:: Provided records ::

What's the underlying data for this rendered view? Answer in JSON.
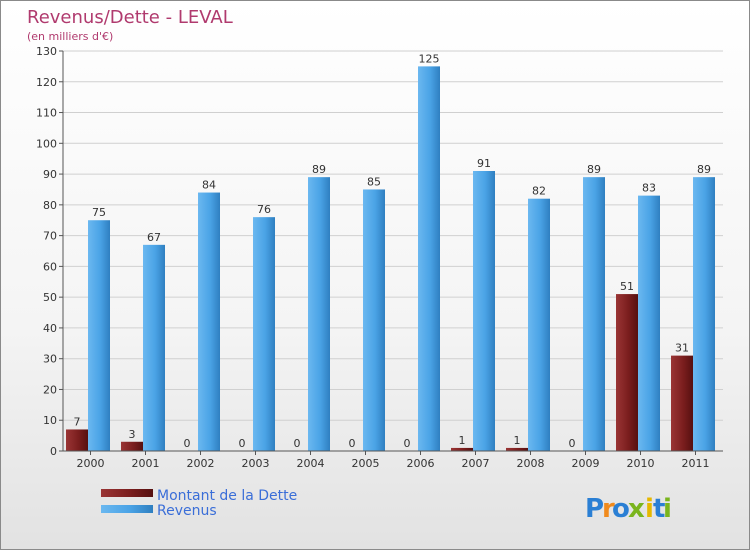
{
  "chart_data": {
    "type": "bar",
    "title": "Revenus/Dette - LEVAL",
    "subtitle": "(en milliers d'€)",
    "categories": [
      "2000",
      "2001",
      "2002",
      "2003",
      "2004",
      "2005",
      "2006",
      "2007",
      "2008",
      "2009",
      "2010",
      "2011"
    ],
    "series": [
      {
        "name": "Montant de la Dette",
        "values": [
          7,
          3,
          0,
          0,
          0,
          0,
          0,
          1,
          1,
          0,
          51,
          31
        ],
        "color": "#7b1e1e"
      },
      {
        "name": "Revenus",
        "values": [
          75,
          67,
          84,
          76,
          89,
          85,
          125,
          91,
          82,
          89,
          83,
          89
        ],
        "color": "#4aa3e6"
      }
    ],
    "ylim": [
      0,
      130
    ],
    "yticks": [
      0,
      10,
      20,
      30,
      40,
      50,
      60,
      70,
      80,
      90,
      100,
      110,
      120,
      130
    ],
    "grid": true,
    "legend": "bottom-left"
  },
  "brand": {
    "letters": [
      "P",
      "r",
      "o",
      "x",
      "i",
      "t",
      "i"
    ]
  }
}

:::

Repeat the data exactly in full, omitting its pictures.

▶ _Exercise answer_:
What's the underlying data for this rendered view? Answer in JSON.
{
  "chart_data": {
    "type": "bar",
    "title": "Revenus/Dette - LEVAL",
    "subtitle": "(en milliers d'€)",
    "categories": [
      "2000",
      "2001",
      "2002",
      "2003",
      "2004",
      "2005",
      "2006",
      "2007",
      "2008",
      "2009",
      "2010",
      "2011"
    ],
    "series": [
      {
        "name": "Montant de la Dette",
        "values": [
          7,
          3,
          0,
          0,
          0,
          0,
          0,
          1,
          1,
          0,
          51,
          31
        ],
        "color": "#7b1e1e"
      },
      {
        "name": "Revenus",
        "values": [
          75,
          67,
          84,
          76,
          89,
          85,
          125,
          91,
          82,
          89,
          83,
          89
        ],
        "color": "#4aa3e6"
      }
    ],
    "ylim": [
      0,
      130
    ],
    "yticks": [
      0,
      10,
      20,
      30,
      40,
      50,
      60,
      70,
      80,
      90,
      100,
      110,
      120,
      130
    ],
    "grid": true,
    "legend": "bottom-left"
  },
  "brand": {
    "letters": [
      "P",
      "r",
      "o",
      "x",
      "i",
      "t",
      "i"
    ]
  }
}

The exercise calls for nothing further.